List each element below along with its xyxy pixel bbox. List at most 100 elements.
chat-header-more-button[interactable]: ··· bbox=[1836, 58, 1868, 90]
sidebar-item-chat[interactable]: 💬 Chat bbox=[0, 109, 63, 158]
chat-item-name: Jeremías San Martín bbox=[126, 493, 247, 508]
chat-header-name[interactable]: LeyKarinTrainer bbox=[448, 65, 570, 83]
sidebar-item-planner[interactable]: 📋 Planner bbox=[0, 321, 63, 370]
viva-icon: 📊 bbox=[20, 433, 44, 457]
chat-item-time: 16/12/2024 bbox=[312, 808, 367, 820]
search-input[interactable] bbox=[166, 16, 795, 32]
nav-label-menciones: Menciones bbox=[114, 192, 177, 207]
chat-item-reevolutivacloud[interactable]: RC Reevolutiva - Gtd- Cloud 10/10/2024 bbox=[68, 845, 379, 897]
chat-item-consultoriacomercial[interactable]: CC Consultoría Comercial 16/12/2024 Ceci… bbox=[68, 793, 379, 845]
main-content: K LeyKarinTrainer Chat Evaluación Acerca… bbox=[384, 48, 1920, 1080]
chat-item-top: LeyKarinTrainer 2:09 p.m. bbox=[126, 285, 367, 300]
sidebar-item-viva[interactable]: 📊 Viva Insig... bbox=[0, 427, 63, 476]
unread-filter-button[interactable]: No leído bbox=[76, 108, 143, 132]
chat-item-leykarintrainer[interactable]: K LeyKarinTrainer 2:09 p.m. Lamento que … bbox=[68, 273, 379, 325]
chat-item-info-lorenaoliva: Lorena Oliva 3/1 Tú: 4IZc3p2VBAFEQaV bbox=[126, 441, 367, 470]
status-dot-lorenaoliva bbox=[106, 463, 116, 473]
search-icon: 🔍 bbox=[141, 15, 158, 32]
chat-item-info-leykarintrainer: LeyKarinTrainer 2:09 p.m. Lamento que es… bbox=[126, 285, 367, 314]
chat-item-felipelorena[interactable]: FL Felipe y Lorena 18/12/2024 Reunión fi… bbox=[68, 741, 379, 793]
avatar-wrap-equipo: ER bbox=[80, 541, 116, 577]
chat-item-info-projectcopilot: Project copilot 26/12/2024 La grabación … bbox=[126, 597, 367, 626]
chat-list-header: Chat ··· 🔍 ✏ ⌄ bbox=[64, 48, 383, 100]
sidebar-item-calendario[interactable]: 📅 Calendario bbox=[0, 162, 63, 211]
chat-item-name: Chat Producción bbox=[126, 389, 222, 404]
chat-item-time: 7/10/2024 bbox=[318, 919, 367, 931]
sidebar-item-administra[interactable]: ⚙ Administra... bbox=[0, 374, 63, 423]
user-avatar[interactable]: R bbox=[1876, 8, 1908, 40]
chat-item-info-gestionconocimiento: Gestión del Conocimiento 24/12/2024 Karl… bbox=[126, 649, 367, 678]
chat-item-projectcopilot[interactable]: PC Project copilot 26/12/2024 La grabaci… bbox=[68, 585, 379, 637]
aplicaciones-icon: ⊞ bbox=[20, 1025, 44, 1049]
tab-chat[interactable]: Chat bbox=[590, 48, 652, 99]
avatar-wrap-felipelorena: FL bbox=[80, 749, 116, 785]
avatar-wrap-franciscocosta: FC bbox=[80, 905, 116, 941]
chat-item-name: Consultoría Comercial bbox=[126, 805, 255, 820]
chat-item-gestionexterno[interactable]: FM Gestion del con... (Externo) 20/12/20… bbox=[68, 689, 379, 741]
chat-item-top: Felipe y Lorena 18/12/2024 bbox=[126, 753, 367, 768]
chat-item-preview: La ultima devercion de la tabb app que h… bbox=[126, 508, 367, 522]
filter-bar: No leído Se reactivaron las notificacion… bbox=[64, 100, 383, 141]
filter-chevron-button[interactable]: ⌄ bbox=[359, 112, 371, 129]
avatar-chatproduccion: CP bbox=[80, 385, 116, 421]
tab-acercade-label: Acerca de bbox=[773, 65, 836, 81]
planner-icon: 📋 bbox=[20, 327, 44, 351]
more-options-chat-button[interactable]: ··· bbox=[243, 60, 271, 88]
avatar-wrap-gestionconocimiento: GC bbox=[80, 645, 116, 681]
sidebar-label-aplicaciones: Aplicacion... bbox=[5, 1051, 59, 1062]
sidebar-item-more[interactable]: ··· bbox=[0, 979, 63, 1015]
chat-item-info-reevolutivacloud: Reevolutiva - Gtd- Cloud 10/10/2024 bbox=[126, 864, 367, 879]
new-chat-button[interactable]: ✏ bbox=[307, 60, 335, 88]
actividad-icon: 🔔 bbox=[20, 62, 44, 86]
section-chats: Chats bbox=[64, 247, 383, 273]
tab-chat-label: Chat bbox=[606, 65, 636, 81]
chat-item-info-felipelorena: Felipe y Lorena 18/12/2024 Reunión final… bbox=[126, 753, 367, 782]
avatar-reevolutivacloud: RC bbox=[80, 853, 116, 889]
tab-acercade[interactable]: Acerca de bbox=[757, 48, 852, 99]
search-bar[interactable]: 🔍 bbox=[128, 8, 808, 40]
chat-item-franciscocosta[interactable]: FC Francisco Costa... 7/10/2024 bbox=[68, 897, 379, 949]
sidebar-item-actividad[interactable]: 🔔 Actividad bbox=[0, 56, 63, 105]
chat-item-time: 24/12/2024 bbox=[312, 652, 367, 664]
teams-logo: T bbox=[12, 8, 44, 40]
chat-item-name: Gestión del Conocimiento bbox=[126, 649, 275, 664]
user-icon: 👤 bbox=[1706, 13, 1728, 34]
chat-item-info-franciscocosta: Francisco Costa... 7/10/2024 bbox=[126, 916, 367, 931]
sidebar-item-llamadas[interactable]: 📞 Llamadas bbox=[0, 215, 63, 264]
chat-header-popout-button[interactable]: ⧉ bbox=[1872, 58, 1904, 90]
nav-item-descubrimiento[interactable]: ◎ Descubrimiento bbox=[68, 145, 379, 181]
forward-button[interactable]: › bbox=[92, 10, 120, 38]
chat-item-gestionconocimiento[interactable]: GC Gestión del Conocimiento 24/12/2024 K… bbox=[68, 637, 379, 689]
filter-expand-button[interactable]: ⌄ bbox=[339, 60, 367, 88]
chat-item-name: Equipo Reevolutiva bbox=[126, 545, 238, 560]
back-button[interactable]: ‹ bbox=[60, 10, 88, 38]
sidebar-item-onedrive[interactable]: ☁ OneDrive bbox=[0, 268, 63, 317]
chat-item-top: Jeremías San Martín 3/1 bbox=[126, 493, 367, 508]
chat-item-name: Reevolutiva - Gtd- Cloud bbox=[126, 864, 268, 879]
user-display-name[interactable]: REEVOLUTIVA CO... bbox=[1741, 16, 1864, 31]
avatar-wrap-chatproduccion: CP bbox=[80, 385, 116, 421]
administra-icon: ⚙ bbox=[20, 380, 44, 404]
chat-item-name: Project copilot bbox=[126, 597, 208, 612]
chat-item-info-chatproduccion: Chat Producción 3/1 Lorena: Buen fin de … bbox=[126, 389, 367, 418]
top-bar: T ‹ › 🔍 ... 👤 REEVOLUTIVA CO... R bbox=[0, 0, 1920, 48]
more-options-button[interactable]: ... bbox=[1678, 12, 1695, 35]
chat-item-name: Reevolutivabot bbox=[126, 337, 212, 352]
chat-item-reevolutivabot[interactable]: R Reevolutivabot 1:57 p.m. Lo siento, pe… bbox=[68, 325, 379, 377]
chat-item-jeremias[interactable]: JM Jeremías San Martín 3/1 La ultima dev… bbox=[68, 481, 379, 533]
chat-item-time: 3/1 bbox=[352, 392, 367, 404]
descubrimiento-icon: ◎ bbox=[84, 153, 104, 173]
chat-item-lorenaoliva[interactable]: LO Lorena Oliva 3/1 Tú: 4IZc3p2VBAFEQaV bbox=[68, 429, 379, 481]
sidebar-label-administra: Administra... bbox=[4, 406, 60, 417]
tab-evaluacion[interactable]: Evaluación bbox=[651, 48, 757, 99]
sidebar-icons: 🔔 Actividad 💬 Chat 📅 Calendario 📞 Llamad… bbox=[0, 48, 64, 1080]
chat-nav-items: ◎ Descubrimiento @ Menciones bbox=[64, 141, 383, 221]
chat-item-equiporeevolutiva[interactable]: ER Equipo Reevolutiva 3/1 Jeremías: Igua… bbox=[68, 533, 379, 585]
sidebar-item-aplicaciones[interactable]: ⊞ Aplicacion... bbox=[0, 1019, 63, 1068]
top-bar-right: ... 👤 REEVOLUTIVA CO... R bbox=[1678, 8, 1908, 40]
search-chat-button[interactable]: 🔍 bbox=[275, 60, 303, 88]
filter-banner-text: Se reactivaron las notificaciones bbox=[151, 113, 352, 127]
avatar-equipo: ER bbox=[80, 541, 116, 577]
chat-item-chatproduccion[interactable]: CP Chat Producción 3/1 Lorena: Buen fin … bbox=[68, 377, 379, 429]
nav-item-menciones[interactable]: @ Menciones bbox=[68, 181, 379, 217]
++++++++++++++++++++
Return the item lines above unchanged, starting at the first line and ending at the line that contains "sidebar-item-viva[interactable]: 📊 Viva", with both of those lines included.

Task output –
List each element below along with its xyxy pixel bbox. List at most 100 elements.
chat-header-more-button[interactable]: ··· bbox=[1836, 58, 1868, 90]
sidebar-item-chat[interactable]: 💬 Chat bbox=[0, 109, 63, 158]
chat-item-name: Jeremías San Martín bbox=[126, 493, 247, 508]
chat-header-name[interactable]: LeyKarinTrainer bbox=[448, 65, 570, 83]
sidebar-item-planner[interactable]: 📋 Planner bbox=[0, 321, 63, 370]
viva-icon: 📊 bbox=[20, 433, 44, 457]
chat-item-time: 16/12/2024 bbox=[312, 808, 367, 820]
search-input[interactable] bbox=[166, 16, 795, 32]
nav-label-menciones: Menciones bbox=[114, 192, 177, 207]
chat-item-reevolutivacloud[interactable]: RC Reevolutiva - Gtd- Cloud 10/10/2024 bbox=[68, 845, 379, 897]
chat-item-consultoriacomercial[interactable]: CC Consultoría Comercial 16/12/2024 Ceci… bbox=[68, 793, 379, 845]
main-content: K LeyKarinTrainer Chat Evaluación Acerca… bbox=[384, 48, 1920, 1080]
chat-item-top: LeyKarinTrainer 2:09 p.m. bbox=[126, 285, 367, 300]
sidebar-item-viva[interactable]: 📊 Viva Insig... bbox=[0, 427, 63, 476]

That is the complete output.